● Written instruction
Could you write out every entry exactly as it stands?

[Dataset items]
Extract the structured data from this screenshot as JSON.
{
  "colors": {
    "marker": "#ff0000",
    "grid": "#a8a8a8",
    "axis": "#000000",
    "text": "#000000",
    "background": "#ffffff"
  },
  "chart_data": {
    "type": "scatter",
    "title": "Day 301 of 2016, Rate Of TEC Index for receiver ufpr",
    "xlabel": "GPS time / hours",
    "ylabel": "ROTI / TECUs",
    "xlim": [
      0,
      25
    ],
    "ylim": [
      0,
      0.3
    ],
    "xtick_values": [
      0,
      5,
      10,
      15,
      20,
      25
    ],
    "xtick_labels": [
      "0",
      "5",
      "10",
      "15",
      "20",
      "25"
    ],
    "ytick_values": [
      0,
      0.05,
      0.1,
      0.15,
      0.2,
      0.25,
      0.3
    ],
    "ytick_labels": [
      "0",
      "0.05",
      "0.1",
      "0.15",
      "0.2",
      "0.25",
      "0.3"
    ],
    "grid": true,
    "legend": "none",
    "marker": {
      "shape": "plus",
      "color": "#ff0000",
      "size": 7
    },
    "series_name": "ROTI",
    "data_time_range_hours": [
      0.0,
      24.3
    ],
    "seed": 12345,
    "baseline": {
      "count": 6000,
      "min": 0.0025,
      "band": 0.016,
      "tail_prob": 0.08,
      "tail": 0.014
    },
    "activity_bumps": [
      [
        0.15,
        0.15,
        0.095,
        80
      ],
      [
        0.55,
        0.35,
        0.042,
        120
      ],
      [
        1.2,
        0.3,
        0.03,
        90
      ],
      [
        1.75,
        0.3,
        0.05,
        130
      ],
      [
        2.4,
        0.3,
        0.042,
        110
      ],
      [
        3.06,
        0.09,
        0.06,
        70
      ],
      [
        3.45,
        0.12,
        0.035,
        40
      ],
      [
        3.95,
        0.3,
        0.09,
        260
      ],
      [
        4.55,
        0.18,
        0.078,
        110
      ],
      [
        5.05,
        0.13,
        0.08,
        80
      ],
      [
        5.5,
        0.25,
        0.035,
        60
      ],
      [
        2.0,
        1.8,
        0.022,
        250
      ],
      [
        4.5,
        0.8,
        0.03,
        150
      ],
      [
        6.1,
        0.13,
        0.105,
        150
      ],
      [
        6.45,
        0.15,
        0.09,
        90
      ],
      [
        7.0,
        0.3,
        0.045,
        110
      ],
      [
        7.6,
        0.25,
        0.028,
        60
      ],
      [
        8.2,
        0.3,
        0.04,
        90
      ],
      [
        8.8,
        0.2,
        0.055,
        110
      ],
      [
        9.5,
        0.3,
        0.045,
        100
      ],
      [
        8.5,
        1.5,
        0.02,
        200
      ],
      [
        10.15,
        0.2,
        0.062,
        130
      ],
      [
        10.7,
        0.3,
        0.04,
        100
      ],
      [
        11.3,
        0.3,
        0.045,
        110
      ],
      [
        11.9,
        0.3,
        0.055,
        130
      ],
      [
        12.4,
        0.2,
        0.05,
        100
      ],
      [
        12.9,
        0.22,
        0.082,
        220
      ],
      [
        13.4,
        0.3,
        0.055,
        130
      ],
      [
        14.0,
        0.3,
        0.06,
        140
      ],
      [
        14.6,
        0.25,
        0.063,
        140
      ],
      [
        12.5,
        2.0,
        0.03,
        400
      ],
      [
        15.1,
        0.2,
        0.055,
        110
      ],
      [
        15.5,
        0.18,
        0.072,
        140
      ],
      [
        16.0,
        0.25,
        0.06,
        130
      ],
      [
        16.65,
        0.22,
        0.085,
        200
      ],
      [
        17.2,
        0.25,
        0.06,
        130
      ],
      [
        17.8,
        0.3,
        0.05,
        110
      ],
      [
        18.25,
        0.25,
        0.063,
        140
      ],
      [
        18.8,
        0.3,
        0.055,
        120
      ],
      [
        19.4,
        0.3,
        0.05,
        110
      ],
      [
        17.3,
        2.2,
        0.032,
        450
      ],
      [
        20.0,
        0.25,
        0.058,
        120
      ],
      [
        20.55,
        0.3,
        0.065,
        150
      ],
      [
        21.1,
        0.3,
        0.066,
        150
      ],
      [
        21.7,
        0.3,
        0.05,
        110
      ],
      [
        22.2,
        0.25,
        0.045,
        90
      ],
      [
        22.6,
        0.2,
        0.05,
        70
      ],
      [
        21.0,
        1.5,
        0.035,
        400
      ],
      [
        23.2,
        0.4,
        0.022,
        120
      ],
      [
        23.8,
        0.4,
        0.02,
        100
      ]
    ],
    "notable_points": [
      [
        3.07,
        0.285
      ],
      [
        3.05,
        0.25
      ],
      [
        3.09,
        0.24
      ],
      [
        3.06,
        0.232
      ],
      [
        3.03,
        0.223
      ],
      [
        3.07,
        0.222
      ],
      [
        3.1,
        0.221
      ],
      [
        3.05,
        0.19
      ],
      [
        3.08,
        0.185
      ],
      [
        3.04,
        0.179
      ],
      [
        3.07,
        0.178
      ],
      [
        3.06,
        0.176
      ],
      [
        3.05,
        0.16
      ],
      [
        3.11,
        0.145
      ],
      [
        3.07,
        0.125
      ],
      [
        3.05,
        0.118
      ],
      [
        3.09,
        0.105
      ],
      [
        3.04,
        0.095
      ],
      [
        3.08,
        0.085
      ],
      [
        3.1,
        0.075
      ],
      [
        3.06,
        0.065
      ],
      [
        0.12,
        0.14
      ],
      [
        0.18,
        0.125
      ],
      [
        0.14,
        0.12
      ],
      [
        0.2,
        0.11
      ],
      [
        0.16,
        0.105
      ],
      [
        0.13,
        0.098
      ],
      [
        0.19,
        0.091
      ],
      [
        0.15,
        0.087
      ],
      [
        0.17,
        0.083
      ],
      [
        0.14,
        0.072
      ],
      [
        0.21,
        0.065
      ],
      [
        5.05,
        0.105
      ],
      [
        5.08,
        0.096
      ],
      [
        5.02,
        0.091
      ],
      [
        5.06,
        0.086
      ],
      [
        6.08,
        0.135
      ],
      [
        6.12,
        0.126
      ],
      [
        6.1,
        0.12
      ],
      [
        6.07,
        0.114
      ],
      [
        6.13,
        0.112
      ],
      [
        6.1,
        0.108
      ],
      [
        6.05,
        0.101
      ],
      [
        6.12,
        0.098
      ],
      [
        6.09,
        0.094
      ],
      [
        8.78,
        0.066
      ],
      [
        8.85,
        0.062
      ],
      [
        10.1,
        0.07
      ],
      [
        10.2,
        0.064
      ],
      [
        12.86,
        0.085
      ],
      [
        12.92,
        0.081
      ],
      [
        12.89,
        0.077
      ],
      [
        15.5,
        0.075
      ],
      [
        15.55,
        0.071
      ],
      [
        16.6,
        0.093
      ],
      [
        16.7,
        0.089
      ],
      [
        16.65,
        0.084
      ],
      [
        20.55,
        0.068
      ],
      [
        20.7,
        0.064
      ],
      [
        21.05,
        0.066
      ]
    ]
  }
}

● Full answer
Extract the structured data from this screenshot as JSON.
{
  "colors": {
    "marker": "#ff0000",
    "grid": "#a8a8a8",
    "axis": "#000000",
    "text": "#000000",
    "background": "#ffffff"
  },
  "chart_data": {
    "type": "scatter",
    "title": "Day 301 of 2016, Rate Of TEC Index for receiver ufpr",
    "xlabel": "GPS time / hours",
    "ylabel": "ROTI / TECUs",
    "xlim": [
      0,
      25
    ],
    "ylim": [
      0,
      0.3
    ],
    "xtick_values": [
      0,
      5,
      10,
      15,
      20,
      25
    ],
    "xtick_labels": [
      "0",
      "5",
      "10",
      "15",
      "20",
      "25"
    ],
    "ytick_values": [
      0,
      0.05,
      0.1,
      0.15,
      0.2,
      0.25,
      0.3
    ],
    "ytick_labels": [
      "0",
      "0.05",
      "0.1",
      "0.15",
      "0.2",
      "0.25",
      "0.3"
    ],
    "grid": true,
    "legend": "none",
    "marker": {
      "shape": "plus",
      "color": "#ff0000",
      "size": 7
    },
    "series_name": "ROTI",
    "data_time_range_hours": [
      0.0,
      24.3
    ],
    "seed": 12345,
    "baseline": {
      "count": 6000,
      "min": 0.0025,
      "band": 0.016,
      "tail_prob": 0.08,
      "tail": 0.014
    },
    "activity_bumps": [
      [
        0.15,
        0.15,
        0.095,
        80
      ],
      [
        0.55,
        0.35,
        0.042,
        120
      ],
      [
        1.2,
        0.3,
        0.03,
        90
      ],
      [
        1.75,
        0.3,
        0.05,
        130
      ],
      [
        2.4,
        0.3,
        0.042,
        110
      ],
      [
        3.06,
        0.09,
        0.06,
        70
      ],
      [
        3.45,
        0.12,
        0.035,
        40
      ],
      [
        3.95,
        0.3,
        0.09,
        260
      ],
      [
        4.55,
        0.18,
        0.078,
        110
      ],
      [
        5.05,
        0.13,
        0.08,
        80
      ],
      [
        5.5,
        0.25,
        0.035,
        60
      ],
      [
        2.0,
        1.8,
        0.022,
        250
      ],
      [
        4.5,
        0.8,
        0.03,
        150
      ],
      [
        6.1,
        0.13,
        0.105,
        150
      ],
      [
        6.45,
        0.15,
        0.09,
        90
      ],
      [
        7.0,
        0.3,
        0.045,
        110
      ],
      [
        7.6,
        0.25,
        0.028,
        60
      ],
      [
        8.2,
        0.3,
        0.04,
        90
      ],
      [
        8.8,
        0.2,
        0.055,
        110
      ],
      [
        9.5,
        0.3,
        0.045,
        100
      ],
      [
        8.5,
        1.5,
        0.02,
        200
      ],
      [
        10.15,
        0.2,
        0.062,
        130
      ],
      [
        10.7,
        0.3,
        0.04,
        100
      ],
      [
        11.3,
        0.3,
        0.045,
        110
      ],
      [
        11.9,
        0.3,
        0.055,
        130
      ],
      [
        12.4,
        0.2,
        0.05,
        100
      ],
      [
        12.9,
        0.22,
        0.082,
        220
      ],
      [
        13.4,
        0.3,
        0.055,
        130
      ],
      [
        14.0,
        0.3,
        0.06,
        140
      ],
      [
        14.6,
        0.25,
        0.063,
        140
      ],
      [
        12.5,
        2.0,
        0.03,
        400
      ],
      [
        15.1,
        0.2,
        0.055,
        110
      ],
      [
        15.5,
        0.18,
        0.072,
        140
      ],
      [
        16.0,
        0.25,
        0.06,
        130
      ],
      [
        16.65,
        0.22,
        0.085,
        200
      ],
      [
        17.2,
        0.25,
        0.06,
        130
      ],
      [
        17.8,
        0.3,
        0.05,
        110
      ],
      [
        18.25,
        0.25,
        0.063,
        140
      ],
      [
        18.8,
        0.3,
        0.055,
        120
      ],
      [
        19.4,
        0.3,
        0.05,
        110
      ],
      [
        17.3,
        2.2,
        0.032,
        450
      ],
      [
        20.0,
        0.25,
        0.058,
        120
      ],
      [
        20.55,
        0.3,
        0.065,
        150
      ],
      [
        21.1,
        0.3,
        0.066,
        150
      ],
      [
        21.7,
        0.3,
        0.05,
        110
      ],
      [
        22.2,
        0.25,
        0.045,
        90
      ],
      [
        22.6,
        0.2,
        0.05,
        70
      ],
      [
        21.0,
        1.5,
        0.035,
        400
      ],
      [
        23.2,
        0.4,
        0.022,
        120
      ],
      [
        23.8,
        0.4,
        0.02,
        100
      ]
    ],
    "notable_points": [
      [
        3.07,
        0.285
      ],
      [
        3.05,
        0.25
      ],
      [
        3.09,
        0.24
      ],
      [
        3.06,
        0.232
      ],
      [
        3.03,
        0.223
      ],
      [
        3.07,
        0.222
      ],
      [
        3.1,
        0.221
      ],
      [
        3.05,
        0.19
      ],
      [
        3.08,
        0.185
      ],
      [
        3.04,
        0.179
      ],
      [
        3.07,
        0.178
      ],
      [
        3.06,
        0.176
      ],
      [
        3.05,
        0.16
      ],
      [
        3.11,
        0.145
      ],
      [
        3.07,
        0.125
      ],
      [
        3.05,
        0.118
      ],
      [
        3.09,
        0.105
      ],
      [
        3.04,
        0.095
      ],
      [
        3.08,
        0.085
      ],
      [
        3.1,
        0.075
      ],
      [
        3.06,
        0.065
      ],
      [
        0.12,
        0.14
      ],
      [
        0.18,
        0.125
      ],
      [
        0.14,
        0.12
      ],
      [
        0.2,
        0.11
      ],
      [
        0.16,
        0.105
      ],
      [
        0.13,
        0.098
      ],
      [
        0.19,
        0.091
      ],
      [
        0.15,
        0.087
      ],
      [
        0.17,
        0.083
      ],
      [
        0.14,
        0.072
      ],
      [
        0.21,
        0.065
      ],
      [
        5.05,
        0.105
      ],
      [
        5.08,
        0.096
      ],
      [
        5.02,
        0.091
      ],
      [
        5.06,
        0.086
      ],
      [
        6.08,
        0.135
      ],
      [
        6.12,
        0.126
      ],
      [
        6.1,
        0.12
      ],
      [
        6.07,
        0.114
      ],
      [
        6.13,
        0.112
      ],
      [
        6.1,
        0.108
      ],
      [
        6.05,
        0.101
      ],
      [
        6.12,
        0.098
      ],
      [
        6.09,
        0.094
      ],
      [
        8.78,
        0.066
      ],
      [
        8.85,
        0.062
      ],
      [
        10.1,
        0.07
      ],
      [
        10.2,
        0.064
      ],
      [
        12.86,
        0.085
      ],
      [
        12.92,
        0.081
      ],
      [
        12.89,
        0.077
      ],
      [
        15.5,
        0.075
      ],
      [
        15.55,
        0.071
      ],
      [
        16.6,
        0.093
      ],
      [
        16.7,
        0.089
      ],
      [
        16.65,
        0.084
      ],
      [
        20.55,
        0.068
      ],
      [
        20.7,
        0.064
      ],
      [
        21.05,
        0.066
      ]
    ]
  }
}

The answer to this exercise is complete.